The 1978 Illinois gubernatorial election were held in Illinois in November 7, 1978. Republican James R. Thompson easily won a second term in office, defeating Democrat nominee Michael Bakalis by nearly 600,000 votes.

Election information
This was the first Illinois gubernatorial election that took place during the United States' midterm elections. The previous election had been in 1976.

The primary (held March 21) and general election coincided with those for federal offices (Senate and House) and those for other state offices. The election was part of the 1978 Illinois elections.

Turnout
Turnout in the primaries saw 20.39% in the gubernatorial primaries, with a total of 1,201,603 votes cast, and 16.33% in the lieutenant gubernatorial primary, with 962,288 votes cast.

Turnout during the general election was 54.23%, with 3,150,107 votes cast.

Democratic primary

Governor
Incumbent Illinois Comptroller Michael Bakalis won the Democratic primary.

§ Exercise task 1
Please copy out the part of the 1978 Illinois election passage starting at "Election information" and ending at "962,288 votes cast.".
The rows that follow have no connection to the 1978 Illinois election passage.

§ Dataset records
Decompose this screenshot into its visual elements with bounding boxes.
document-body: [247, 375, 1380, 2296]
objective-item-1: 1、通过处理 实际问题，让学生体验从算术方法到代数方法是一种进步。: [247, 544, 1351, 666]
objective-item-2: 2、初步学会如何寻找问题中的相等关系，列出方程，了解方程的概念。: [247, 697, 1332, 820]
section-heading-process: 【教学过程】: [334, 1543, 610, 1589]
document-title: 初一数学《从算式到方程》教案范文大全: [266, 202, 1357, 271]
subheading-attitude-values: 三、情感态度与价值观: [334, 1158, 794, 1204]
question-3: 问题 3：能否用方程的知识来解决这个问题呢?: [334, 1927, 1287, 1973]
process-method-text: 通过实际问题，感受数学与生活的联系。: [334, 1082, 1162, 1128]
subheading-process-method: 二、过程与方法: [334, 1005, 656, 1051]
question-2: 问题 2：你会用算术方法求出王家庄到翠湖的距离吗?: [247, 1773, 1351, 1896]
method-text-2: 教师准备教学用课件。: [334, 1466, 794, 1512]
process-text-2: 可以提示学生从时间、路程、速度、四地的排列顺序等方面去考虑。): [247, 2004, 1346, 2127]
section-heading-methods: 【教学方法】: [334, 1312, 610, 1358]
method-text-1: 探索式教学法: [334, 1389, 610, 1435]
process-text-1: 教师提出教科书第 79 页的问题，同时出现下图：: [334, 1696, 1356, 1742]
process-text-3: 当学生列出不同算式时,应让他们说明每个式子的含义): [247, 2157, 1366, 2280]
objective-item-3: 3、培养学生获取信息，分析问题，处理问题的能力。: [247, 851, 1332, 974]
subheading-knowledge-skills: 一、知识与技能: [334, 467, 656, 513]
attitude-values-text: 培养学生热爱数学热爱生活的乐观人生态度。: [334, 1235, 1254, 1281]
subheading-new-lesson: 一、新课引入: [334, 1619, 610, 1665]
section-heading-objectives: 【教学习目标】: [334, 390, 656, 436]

§ Exercise task 2
Repeat the rows starting at the first one and ending at the line that contains "section-heading-process: 【教学过程】: [334, 1543, 610, 1589]", with that line included.

§ Final answer 1
Election information
This was the first Illinois gubernatorial election that took place during the United States' midterm elections. The previous election had been in 1976.

The primary (held March 21) and general election coincided with those for federal offices (Senate and House) and those for other state offices. The election was part of the 1978 Illinois elections.

Turnout
Turnout in the primaries saw 20.39% in the gubernatorial primaries, with a total of 1,201,603 votes cast, and 16.33% in the lieutenant gubernatorial primary, with 962,288 votes cast.

§ Final answer 2
Decompose this screenshot into its visual elements with bounding boxes.
document-body: [247, 375, 1380, 2296]
objective-item-1: 1、通过处理 实际问题，让学生体验从算术方法到代数方法是一种进步。: [247, 544, 1351, 666]
objective-item-2: 2、初步学会如何寻找问题中的相等关系，列出方程，了解方程的概念。: [247, 697, 1332, 820]
section-heading-process: 【教学过程】: [334, 1543, 610, 1589]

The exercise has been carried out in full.